---- Given entries

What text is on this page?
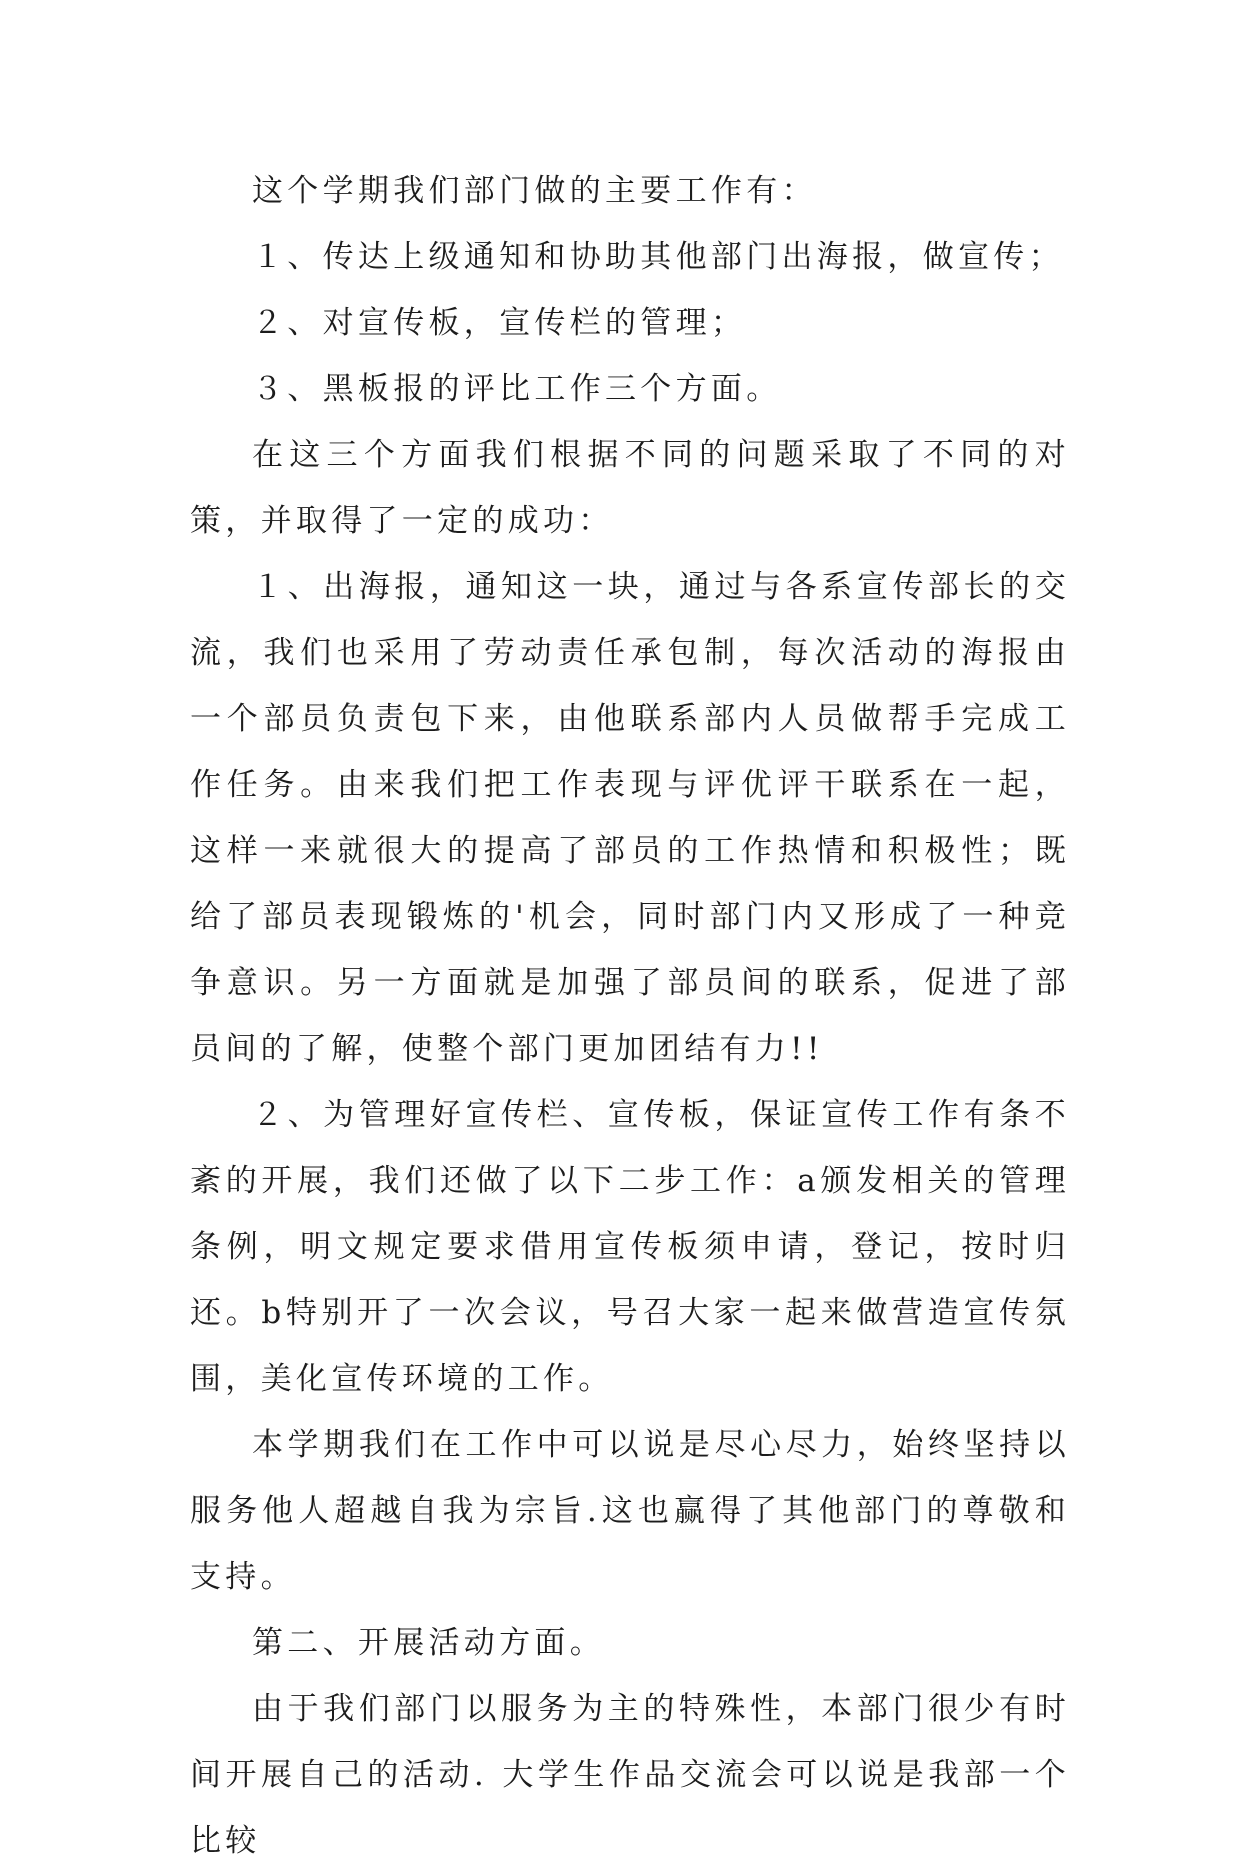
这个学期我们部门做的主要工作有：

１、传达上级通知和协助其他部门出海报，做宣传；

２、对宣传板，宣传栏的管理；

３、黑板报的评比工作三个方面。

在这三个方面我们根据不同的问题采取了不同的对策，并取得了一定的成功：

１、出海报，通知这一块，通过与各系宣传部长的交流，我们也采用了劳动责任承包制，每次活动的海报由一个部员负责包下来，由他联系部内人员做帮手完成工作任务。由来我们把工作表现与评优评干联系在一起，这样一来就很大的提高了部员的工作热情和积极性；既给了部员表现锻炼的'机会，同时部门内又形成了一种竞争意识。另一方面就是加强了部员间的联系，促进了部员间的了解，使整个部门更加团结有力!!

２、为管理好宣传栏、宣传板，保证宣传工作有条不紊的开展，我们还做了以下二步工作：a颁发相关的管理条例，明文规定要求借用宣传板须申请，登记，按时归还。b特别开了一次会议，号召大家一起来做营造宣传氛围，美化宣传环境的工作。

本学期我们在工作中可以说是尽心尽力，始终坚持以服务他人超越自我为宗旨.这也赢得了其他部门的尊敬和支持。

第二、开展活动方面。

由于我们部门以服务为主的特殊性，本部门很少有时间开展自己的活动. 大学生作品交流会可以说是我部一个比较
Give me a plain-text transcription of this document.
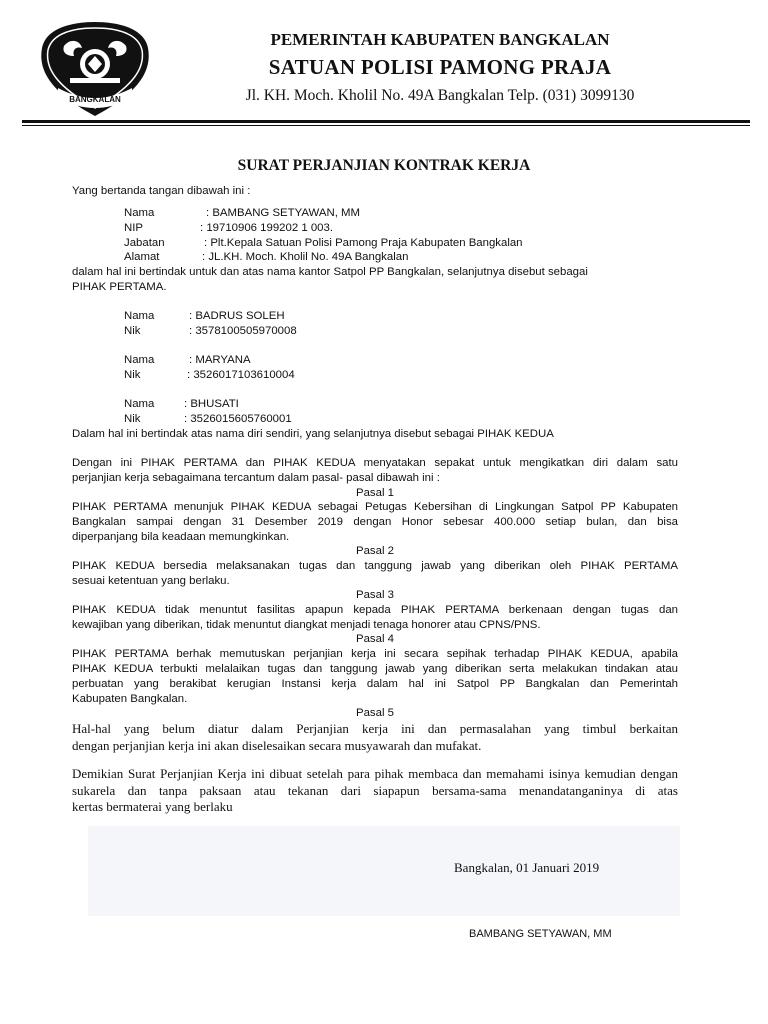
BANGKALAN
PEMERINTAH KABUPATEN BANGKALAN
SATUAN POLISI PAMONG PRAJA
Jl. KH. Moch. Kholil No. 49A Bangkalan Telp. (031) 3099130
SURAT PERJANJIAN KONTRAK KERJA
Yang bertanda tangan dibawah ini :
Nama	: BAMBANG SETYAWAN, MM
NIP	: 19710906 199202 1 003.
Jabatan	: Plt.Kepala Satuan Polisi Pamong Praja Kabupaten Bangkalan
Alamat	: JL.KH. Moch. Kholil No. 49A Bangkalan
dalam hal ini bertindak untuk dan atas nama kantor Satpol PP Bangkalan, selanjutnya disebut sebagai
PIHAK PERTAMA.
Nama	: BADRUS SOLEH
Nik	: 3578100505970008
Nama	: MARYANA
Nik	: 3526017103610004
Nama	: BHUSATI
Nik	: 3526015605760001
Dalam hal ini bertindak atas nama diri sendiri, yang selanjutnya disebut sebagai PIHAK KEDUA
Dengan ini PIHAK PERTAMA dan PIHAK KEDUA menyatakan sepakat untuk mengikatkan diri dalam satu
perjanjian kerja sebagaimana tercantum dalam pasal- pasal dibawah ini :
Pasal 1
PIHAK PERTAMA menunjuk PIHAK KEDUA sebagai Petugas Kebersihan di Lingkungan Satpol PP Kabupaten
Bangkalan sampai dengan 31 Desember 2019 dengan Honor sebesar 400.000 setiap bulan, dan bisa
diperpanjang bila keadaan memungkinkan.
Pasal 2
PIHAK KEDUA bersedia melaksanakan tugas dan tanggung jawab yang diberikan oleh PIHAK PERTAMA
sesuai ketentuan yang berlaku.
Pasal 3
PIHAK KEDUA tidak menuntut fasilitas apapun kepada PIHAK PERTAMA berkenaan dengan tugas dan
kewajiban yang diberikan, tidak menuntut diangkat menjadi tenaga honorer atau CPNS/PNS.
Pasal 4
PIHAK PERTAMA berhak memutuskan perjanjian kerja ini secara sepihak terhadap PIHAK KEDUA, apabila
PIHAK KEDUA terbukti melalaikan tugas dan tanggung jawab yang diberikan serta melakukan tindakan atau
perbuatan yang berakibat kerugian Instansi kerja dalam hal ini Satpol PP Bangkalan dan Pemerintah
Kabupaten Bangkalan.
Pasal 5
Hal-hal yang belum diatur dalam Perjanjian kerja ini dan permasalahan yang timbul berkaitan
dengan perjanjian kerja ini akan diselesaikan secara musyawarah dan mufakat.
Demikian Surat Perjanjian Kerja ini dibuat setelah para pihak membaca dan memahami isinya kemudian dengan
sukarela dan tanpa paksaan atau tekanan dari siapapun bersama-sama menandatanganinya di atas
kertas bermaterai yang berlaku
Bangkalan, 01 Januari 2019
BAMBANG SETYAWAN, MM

--------

§ **Exercise instructions**
Identify and copy lines that hold the string "diri".

§ **Result of the task**
Dalam hal ini bertindak atas nama diri sendiri, yang selanjutnya disebut sebagai PIHAK KEDUA
Dengan ini PIHAK PERTAMA dan PIHAK KEDUA menyatakan sepakat untuk mengikatkan diri dalam satu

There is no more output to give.